→ REQUIREMENTS: Copy out every line that contains the word "JSON".

***** SUPPLIED DATA

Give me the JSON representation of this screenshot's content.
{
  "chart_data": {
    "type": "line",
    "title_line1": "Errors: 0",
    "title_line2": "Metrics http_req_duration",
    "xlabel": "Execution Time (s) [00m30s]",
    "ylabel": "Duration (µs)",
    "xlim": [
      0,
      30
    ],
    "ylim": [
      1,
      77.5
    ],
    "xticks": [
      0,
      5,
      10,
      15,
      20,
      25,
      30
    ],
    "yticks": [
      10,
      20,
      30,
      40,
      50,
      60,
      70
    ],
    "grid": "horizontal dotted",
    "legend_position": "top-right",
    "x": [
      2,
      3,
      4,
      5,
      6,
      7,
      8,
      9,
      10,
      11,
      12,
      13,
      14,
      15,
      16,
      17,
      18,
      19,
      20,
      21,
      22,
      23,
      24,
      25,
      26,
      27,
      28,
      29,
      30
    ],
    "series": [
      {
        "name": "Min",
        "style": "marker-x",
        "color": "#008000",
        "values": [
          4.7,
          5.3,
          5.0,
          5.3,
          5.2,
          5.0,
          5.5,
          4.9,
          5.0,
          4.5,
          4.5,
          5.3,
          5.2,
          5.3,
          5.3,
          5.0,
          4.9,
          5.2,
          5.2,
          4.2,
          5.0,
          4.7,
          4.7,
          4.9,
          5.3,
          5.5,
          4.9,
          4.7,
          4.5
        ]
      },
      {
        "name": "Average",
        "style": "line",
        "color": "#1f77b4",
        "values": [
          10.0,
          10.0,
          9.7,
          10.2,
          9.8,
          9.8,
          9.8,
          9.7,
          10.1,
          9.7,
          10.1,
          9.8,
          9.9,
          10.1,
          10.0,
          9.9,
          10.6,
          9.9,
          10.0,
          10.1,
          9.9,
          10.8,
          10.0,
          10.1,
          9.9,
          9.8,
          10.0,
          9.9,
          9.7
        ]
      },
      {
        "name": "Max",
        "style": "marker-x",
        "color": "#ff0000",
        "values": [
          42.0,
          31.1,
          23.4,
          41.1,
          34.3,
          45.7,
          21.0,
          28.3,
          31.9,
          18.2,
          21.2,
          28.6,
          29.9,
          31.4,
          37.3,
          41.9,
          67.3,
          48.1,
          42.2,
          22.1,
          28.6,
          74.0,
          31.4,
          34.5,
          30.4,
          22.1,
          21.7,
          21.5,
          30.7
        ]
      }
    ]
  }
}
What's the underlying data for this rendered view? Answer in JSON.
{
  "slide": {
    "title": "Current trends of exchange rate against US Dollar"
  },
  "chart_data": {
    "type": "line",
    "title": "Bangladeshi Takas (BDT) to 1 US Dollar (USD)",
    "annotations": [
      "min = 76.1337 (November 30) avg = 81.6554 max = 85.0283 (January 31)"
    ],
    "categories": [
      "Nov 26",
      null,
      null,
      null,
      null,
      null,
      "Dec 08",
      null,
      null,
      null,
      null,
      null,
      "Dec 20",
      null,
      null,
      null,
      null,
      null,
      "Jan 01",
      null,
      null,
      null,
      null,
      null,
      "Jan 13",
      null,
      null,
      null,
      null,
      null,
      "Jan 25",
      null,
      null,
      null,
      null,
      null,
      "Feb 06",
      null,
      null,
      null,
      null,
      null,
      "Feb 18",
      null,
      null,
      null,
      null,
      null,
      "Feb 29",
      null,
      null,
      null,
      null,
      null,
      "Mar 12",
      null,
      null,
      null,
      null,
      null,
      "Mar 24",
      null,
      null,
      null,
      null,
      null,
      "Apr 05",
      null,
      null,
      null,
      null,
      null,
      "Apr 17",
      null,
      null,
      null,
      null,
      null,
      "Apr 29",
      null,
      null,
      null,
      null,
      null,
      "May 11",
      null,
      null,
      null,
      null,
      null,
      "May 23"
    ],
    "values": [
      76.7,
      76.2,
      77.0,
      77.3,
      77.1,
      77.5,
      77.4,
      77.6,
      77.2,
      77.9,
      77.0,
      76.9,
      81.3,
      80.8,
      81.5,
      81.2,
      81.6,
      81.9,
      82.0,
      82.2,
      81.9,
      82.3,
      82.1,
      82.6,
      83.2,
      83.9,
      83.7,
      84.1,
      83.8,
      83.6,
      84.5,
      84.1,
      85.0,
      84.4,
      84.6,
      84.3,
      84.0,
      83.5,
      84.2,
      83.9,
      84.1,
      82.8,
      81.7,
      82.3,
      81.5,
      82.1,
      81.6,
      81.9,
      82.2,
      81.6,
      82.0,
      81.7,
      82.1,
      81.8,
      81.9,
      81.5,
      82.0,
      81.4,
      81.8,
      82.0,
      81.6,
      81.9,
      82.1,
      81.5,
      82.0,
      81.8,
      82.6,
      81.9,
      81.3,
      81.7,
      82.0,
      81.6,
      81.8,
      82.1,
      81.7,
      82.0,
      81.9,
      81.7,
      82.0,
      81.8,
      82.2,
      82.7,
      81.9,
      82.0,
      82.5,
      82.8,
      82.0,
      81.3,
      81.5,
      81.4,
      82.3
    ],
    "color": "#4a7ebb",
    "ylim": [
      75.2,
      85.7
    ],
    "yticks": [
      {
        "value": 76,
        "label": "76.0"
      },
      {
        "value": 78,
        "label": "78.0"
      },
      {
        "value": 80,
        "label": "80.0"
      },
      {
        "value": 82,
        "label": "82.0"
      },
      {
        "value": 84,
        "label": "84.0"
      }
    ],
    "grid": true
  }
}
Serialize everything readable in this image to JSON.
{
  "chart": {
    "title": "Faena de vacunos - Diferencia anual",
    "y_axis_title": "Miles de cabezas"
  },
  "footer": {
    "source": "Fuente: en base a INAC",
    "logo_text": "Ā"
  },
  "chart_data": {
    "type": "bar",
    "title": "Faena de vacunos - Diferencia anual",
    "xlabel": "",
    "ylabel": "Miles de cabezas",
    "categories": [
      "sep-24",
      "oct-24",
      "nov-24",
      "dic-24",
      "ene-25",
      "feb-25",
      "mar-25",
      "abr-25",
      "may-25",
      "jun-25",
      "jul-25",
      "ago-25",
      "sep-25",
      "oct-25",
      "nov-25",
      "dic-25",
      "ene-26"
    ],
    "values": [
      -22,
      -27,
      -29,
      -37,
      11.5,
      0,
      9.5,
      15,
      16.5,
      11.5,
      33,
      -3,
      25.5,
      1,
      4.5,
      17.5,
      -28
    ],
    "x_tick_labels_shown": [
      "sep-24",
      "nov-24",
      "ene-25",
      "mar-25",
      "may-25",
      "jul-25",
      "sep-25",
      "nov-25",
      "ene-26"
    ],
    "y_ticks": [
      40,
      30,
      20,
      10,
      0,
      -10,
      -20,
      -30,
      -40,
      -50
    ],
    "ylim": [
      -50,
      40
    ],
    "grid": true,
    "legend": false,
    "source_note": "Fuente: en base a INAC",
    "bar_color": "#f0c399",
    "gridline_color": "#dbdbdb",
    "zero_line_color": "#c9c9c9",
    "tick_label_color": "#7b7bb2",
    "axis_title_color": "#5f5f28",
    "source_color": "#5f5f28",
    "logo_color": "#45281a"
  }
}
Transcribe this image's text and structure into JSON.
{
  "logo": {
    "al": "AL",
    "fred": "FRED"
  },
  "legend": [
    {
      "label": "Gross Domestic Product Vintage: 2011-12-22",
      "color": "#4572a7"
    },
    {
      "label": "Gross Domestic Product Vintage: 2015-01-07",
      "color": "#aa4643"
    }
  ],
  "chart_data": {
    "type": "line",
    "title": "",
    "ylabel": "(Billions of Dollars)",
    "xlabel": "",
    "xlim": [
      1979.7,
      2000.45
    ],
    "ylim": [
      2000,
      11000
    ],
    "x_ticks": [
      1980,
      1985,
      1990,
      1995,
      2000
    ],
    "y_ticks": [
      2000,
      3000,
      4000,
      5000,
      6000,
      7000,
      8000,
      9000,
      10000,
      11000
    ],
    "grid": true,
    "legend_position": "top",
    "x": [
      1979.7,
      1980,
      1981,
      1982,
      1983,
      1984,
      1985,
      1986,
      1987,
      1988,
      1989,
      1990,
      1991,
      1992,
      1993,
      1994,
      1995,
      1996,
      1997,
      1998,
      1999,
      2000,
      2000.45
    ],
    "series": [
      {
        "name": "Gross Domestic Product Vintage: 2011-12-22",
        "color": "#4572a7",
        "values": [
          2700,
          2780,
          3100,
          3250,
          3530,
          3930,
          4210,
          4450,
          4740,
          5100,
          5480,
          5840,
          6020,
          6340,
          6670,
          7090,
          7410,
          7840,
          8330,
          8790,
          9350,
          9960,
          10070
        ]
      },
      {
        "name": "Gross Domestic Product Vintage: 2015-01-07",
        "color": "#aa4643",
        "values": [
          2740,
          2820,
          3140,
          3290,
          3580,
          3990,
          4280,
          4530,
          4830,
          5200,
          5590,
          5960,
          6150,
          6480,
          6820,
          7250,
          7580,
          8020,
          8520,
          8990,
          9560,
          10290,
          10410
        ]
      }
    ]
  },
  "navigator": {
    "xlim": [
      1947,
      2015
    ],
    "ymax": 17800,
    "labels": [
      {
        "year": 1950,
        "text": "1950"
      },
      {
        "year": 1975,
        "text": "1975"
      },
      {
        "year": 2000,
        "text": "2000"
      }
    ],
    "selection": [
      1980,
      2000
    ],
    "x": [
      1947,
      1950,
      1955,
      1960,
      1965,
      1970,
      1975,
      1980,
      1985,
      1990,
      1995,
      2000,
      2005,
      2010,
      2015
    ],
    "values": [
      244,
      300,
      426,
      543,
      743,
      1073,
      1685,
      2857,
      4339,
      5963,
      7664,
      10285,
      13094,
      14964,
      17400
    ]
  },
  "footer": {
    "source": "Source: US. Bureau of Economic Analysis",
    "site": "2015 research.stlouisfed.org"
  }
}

**********

→ OUTPUT OF THE EXERCISE:
Give me the JSON representation of this screenshot's content.
What's the underlying data for this rendered view? Answer in JSON.
Serialize everything readable in this image to JSON.
Transcribe this image's text and structure into JSON.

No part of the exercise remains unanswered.